#### TASK REQUIREMENTS:
Search the listing for the string "Microsoft" and copy every line that contains it.

#### MATERIAL:
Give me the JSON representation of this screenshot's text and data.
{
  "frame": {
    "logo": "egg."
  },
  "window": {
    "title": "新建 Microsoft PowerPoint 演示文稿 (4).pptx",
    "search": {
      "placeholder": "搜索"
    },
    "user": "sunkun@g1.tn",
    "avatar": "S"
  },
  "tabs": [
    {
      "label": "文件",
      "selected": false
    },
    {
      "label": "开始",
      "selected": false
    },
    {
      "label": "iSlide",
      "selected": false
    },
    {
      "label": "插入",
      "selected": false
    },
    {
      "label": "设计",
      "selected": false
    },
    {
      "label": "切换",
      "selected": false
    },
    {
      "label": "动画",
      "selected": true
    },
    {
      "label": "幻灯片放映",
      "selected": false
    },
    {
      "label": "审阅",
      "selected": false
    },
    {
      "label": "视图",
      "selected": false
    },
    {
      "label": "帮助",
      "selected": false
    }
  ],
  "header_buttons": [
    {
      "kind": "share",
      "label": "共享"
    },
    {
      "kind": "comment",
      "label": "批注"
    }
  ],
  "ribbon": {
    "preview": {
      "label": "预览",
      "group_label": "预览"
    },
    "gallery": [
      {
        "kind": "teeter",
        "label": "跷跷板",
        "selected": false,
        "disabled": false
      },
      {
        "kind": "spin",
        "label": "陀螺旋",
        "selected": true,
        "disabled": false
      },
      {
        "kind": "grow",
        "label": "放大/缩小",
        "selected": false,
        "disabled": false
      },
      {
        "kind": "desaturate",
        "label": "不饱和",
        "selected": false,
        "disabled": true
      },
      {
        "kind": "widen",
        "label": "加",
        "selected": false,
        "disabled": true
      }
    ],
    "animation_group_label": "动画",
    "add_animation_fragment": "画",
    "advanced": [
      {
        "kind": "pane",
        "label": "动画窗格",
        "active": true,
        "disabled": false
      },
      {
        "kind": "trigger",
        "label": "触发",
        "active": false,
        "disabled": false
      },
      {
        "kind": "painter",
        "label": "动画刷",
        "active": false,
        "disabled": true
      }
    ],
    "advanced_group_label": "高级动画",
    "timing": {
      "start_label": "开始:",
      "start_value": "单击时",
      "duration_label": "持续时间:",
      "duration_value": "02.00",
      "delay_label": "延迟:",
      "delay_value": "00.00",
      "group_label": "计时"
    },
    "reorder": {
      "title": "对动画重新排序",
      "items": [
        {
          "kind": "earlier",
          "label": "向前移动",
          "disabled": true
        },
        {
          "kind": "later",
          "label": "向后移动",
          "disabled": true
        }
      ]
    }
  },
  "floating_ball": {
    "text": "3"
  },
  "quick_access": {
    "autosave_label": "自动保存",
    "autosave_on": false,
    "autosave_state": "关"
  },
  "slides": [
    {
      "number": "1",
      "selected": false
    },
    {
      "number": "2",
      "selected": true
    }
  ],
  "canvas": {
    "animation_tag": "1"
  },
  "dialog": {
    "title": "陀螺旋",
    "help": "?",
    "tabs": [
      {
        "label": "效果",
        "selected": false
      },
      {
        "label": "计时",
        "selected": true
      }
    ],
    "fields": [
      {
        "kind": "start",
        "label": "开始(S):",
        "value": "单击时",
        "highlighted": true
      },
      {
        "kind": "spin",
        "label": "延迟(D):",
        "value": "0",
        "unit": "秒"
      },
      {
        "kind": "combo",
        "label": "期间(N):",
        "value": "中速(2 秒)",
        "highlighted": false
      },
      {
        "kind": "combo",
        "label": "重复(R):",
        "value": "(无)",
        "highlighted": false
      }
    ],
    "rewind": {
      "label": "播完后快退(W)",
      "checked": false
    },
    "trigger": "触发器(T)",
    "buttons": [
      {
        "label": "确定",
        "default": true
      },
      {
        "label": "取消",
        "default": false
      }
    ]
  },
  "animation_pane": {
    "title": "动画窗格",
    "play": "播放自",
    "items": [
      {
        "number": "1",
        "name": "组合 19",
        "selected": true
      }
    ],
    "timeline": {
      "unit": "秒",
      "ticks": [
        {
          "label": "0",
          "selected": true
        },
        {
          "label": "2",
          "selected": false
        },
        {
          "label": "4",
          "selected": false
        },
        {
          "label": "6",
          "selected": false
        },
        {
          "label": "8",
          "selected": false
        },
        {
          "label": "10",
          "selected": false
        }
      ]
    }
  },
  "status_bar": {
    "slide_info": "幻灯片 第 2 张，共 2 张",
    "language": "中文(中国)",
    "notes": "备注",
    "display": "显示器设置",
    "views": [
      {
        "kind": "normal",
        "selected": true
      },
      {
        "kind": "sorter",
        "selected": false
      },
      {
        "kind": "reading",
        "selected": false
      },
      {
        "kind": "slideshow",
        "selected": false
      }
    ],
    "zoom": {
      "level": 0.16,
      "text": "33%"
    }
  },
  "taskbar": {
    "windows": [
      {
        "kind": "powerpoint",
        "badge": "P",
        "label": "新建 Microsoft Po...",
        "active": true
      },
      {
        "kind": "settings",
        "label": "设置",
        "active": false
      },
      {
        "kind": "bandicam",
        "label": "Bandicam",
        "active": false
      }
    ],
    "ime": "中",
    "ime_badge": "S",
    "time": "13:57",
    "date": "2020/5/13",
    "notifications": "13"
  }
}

#### COMPLETED TASK:
    "title": "新建 Microsoft PowerPoint 演示文稿 (4).pptx",
        "label": "新建 Microsoft Po...",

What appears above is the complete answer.